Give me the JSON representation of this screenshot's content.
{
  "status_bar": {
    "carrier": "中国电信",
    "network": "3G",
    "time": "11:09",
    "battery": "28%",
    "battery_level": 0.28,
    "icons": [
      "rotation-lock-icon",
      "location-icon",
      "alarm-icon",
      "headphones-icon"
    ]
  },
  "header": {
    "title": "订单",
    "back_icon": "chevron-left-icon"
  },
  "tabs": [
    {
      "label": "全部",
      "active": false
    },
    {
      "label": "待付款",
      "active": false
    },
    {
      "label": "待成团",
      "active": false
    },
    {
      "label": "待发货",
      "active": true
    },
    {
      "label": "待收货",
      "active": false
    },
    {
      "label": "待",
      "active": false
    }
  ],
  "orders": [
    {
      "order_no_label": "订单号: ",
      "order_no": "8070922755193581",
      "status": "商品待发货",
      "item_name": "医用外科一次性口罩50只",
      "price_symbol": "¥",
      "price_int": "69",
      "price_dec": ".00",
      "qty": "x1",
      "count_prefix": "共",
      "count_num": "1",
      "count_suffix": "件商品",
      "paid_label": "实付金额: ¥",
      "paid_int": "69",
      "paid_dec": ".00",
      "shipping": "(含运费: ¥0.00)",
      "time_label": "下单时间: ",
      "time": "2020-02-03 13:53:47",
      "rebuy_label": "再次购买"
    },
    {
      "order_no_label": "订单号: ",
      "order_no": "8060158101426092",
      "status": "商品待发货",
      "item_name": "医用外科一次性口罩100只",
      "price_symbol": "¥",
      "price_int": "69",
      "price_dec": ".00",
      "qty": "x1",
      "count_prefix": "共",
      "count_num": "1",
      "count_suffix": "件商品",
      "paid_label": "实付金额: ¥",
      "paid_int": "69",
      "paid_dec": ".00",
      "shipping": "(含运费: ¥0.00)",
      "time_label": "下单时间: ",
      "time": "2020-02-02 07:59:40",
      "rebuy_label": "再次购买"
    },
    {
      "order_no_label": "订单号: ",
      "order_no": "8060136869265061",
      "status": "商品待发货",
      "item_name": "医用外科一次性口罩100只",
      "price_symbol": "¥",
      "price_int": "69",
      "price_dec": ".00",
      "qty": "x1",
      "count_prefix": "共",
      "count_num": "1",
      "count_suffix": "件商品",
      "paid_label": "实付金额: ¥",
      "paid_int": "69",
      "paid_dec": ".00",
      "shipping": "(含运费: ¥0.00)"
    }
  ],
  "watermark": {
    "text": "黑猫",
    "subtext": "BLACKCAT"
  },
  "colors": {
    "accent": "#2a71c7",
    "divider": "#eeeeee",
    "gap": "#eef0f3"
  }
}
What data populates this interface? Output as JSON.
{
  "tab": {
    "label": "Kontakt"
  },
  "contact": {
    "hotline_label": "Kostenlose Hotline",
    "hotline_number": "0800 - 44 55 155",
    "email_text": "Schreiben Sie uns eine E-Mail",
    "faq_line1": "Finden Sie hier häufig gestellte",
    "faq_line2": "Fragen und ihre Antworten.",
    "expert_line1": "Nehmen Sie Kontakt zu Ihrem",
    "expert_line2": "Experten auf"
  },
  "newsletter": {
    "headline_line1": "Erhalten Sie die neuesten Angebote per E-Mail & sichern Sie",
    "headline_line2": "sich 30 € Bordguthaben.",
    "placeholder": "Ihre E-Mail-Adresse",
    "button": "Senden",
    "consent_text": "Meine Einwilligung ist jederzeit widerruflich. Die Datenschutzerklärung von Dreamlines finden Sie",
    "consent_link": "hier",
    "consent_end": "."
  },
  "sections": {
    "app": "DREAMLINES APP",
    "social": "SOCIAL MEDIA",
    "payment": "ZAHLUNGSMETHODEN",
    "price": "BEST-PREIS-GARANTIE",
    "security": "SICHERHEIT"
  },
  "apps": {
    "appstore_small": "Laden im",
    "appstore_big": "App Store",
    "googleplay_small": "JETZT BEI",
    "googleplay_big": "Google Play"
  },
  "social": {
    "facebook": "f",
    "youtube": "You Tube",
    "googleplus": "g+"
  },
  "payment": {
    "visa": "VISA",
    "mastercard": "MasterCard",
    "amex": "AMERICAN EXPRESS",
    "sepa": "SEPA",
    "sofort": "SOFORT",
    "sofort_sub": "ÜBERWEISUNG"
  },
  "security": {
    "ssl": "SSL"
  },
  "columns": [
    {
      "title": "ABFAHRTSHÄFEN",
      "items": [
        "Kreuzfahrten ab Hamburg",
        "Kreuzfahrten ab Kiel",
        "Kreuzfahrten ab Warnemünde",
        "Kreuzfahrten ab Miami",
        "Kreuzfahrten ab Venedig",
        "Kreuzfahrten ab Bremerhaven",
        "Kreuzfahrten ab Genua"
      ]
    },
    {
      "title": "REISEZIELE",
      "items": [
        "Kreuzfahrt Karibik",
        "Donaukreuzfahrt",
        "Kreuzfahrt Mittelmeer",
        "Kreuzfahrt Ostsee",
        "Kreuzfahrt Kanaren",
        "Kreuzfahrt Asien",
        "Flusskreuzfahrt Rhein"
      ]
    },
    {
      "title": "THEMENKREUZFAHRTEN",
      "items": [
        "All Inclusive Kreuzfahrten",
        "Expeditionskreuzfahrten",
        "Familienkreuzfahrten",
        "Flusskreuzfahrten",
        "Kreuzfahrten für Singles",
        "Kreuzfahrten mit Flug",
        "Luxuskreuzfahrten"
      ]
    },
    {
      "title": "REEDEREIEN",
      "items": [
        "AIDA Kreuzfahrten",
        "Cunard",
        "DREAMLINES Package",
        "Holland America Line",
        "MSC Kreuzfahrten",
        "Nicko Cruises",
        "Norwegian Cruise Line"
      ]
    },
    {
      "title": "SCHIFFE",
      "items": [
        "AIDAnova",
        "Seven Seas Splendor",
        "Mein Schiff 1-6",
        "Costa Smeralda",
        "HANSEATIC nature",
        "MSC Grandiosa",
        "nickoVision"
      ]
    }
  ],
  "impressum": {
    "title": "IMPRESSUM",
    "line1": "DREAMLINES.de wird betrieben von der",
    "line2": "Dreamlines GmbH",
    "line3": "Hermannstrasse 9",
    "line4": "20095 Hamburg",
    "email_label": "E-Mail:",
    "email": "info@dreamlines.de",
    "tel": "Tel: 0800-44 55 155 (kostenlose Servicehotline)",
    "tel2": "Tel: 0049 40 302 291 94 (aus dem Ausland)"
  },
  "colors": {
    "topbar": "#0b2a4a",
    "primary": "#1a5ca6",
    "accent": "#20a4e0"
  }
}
-----
• _Required task_
Reproduce the listing above verbatim, from first line to last.

• _The answer_
Give me the JSON representation of this screenshot's content.
{
  "status_bar": {
    "carrier": "中国电信",
    "network": "3G",
    "time": "11:09",
    "battery": "28%",
    "battery_level": 0.28,
    "icons": [
      "rotation-lock-icon",
      "location-icon",
      "alarm-icon",
      "headphones-icon"
    ]
  },
  "header": {
    "title": "订单",
    "back_icon": "chevron-left-icon"
  },
  "tabs": [
    {
      "label": "全部",
      "active": false
    },
    {
      "label": "待付款",
      "active": false
    },
    {
      "label": "待成团",
      "active": false
    },
    {
      "label": "待发货",
      "active": true
    },
    {
      "label": "待收货",
      "active": false
    },
    {
      "label": "待",
      "active": false
    }
  ],
  "orders": [
    {
      "order_no_label": "订单号: ",
      "order_no": "8070922755193581",
      "status": "商品待发货",
      "item_name": "医用外科一次性口罩50只",
      "price_symbol": "¥",
      "price_int": "69",
      "price_dec": ".00",
      "qty": "x1",
      "count_prefix": "共",
      "count_num": "1",
      "count_suffix": "件商品",
      "paid_label": "实付金额: ¥",
      "paid_int": "69",
      "paid_dec": ".00",
      "shipping": "(含运费: ¥0.00)",
      "time_label": "下单时间: ",
      "time": "2020-02-03 13:53:47",
      "rebuy_label": "再次购买"
    },
    {
      "order_no_label": "订单号: ",
      "order_no": "8060158101426092",
      "status": "商品待发货",
      "item_name": "医用外科一次性口罩100只",
      "price_symbol": "¥",
      "price_int": "69",
      "price_dec": ".00",
      "qty": "x1",
      "count_prefix": "共",
      "count_num": "1",
      "count_suffix": "件商品",
      "paid_label": "实付金额: ¥",
      "paid_int": "69",
      "paid_dec": ".00",
      "shipping": "(含运费: ¥0.00)",
      "time_label": "下单时间: ",
      "time": "2020-02-02 07:59:40",
      "rebuy_label": "再次购买"
    },
    {
      "order_no_label": "订单号: ",
      "order_no": "8060136869265061",
      "status": "商品待发货",
      "item_name": "医用外科一次性口罩100只",
      "price_symbol": "¥",
      "price_int": "69",
      "price_dec": ".00",
      "qty": "x1",
      "count_prefix": "共",
      "count_num": "1",
      "count_suffix": "件商品",
      "paid_label": "实付金额: ¥",
      "paid_int": "69",
      "paid_dec": ".00",
      "shipping": "(含运费: ¥0.00)"
    }
  ],
  "watermark": {
    "text": "黑猫",
    "subtext": "BLACKCAT"
  },
  "colors": {
    "accent": "#2a71c7",
    "divider": "#eeeeee",
    "gap": "#eef0f3"
  }
}
What data populates this interface? Output as JSON.
{
  "tab": {
    "label": "Kontakt"
  },
  "contact": {
    "hotline_label": "Kostenlose Hotline",
    "hotline_number": "0800 - 44 55 155",
    "email_text": "Schreiben Sie uns eine E-Mail",
    "faq_line1": "Finden Sie hier häufig gestellte",
    "faq_line2": "Fragen und ihre Antworten.",
    "expert_line1": "Nehmen Sie Kontakt zu Ihrem",
    "expert_line2": "Experten auf"
  },
  "newsletter": {
    "headline_line1": "Erhalten Sie die neuesten Angebote per E-Mail & sichern Sie",
    "headline_line2": "sich 30 € Bordguthaben.",
    "placeholder": "Ihre E-Mail-Adresse",
    "button": "Senden",
    "consent_text": "Meine Einwilligung ist jederzeit widerruflich. Die Datenschutzerklärung von Dreamlines finden Sie",
    "consent_link": "hier",
    "consent_end": "."
  },
  "sections": {
    "app": "DREAMLINES APP",
    "social": "SOCIAL MEDIA",
    "payment": "ZAHLUNGSMETHODEN",
    "price": "BEST-PREIS-GARANTIE",
    "security": "SICHERHEIT"
  },
  "apps": {
    "appstore_small": "Laden im",
    "appstore_big": "App Store",
    "googleplay_small": "JETZT BEI",
    "googleplay_big": "Google Play"
  },
  "social": {
    "facebook": "f",
    "youtube": "You Tube",
    "googleplus": "g+"
  },
  "payment": {
    "visa": "VISA",
    "mastercard": "MasterCard",
    "amex": "AMERICAN EXPRESS",
    "sepa": "SEPA",
    "sofort": "SOFORT",
    "sofort_sub": "ÜBERWEISUNG"
  },
  "security": {
    "ssl": "SSL"
  },
  "columns": [
    {
      "title": "ABFAHRTSHÄFEN",
      "items": [
        "Kreuzfahrten ab Hamburg",
        "Kreuzfahrten ab Kiel",
        "Kreuzfahrten ab Warnemünde",
        "Kreuzfahrten ab Miami",
        "Kreuzfahrten ab Venedig",
        "Kreuzfahrten ab Bremerhaven",
        "Kreuzfahrten ab Genua"
      ]
    },
    {
      "title": "REISEZIELE",
      "items": [
        "Kreuzfahrt Karibik",
        "Donaukreuzfahrt",
        "Kreuzfahrt Mittelmeer",
        "Kreuzfahrt Ostsee",
        "Kreuzfahrt Kanaren",
        "Kreuzfahrt Asien",
        "Flusskreuzfahrt Rhein"
      ]
    },
    {
      "title": "THEMENKREUZFAHRTEN",
      "items": [
        "All Inclusive Kreuzfahrten",
        "Expeditionskreuzfahrten",
        "Familienkreuzfahrten",
        "Flusskreuzfahrten",
        "Kreuzfahrten für Singles",
        "Kreuzfahrten mit Flug",
        "Luxuskreuzfahrten"
      ]
    },
    {
      "title": "REEDEREIEN",
      "items": [
        "AIDA Kreuzfahrten",
        "Cunard",
        "DREAMLINES Package",
        "Holland America Line",
        "MSC Kreuzfahrten",
        "Nicko Cruises",
        "Norwegian Cruise Line"
      ]
    },
    {
      "title": "SCHIFFE",
      "items": [
        "AIDAnova",
        "Seven Seas Splendor",
        "Mein Schiff 1-6",
        "Costa Smeralda",
        "HANSEATIC nature",
        "MSC Grandiosa",
        "nickoVision"
      ]
    }
  ],
  "impressum": {
    "title": "IMPRESSUM",
    "line1": "DREAMLINES.de wird betrieben von der",
    "line2": "Dreamlines GmbH",
    "line3": "Hermannstrasse 9",
    "line4": "20095 Hamburg",
    "email_label": "E-Mail:",
    "email": "info@dreamlines.de",
    "tel": "Tel: 0800-44 55 155 (kostenlose Servicehotline)",
    "tel2": "Tel: 0049 40 302 291 94 (aus dem Ausland)"
  },
  "colors": {
    "topbar": "#0b2a4a",
    "primary": "#1a5ca6",
    "accent": "#20a4e0"
  }
}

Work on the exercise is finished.